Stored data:
********************

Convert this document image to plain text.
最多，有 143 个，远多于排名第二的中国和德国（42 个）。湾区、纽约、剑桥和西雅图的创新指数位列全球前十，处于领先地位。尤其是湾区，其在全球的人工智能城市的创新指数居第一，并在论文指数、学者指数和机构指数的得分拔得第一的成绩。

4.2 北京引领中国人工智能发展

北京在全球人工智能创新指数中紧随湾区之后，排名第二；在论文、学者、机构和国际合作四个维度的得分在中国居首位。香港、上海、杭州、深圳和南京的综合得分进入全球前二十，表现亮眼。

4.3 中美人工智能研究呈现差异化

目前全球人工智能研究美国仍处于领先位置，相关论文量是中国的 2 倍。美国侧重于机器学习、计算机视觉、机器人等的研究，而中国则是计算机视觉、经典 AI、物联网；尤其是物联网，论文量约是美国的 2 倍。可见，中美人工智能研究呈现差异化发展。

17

********************

AIM - Every entry above should be retyped exactly as shown.

SOLUTION FOR THIS TASK -
Convert this document image to plain text.
最多，有 143 个，远多于排名第二的中国和德国（42 个）。湾区、纽约、剑桥和西雅图的创新指数位列全球前十，处于领先地位。尤其是湾区，其在全球的人工智能城市的创新指数居第一，并在论文指数、学者指数和机构指数的得分拔得第一的成绩。

4.2 北京引领中国人工智能发展

北京在全球人工智能创新指数中紧随湾区之后，排名第二；在论文、学者、机构和国际合作四个维度的得分在中国居首位。香港、上海、杭州、深圳和南京的综合得分进入全球前二十，表现亮眼。

4.3 中美人工智能研究呈现差异化

目前全球人工智能研究美国仍处于领先位置，相关论文量是中国的 2 倍。美国侧重于机器学习、计算机视觉、机器人等的研究，而中国则是计算机视觉、经典 AI、物联网；尤其是物联网，论文量约是美国的 2 倍。可见，中美人工智能研究呈现差异化发展。

17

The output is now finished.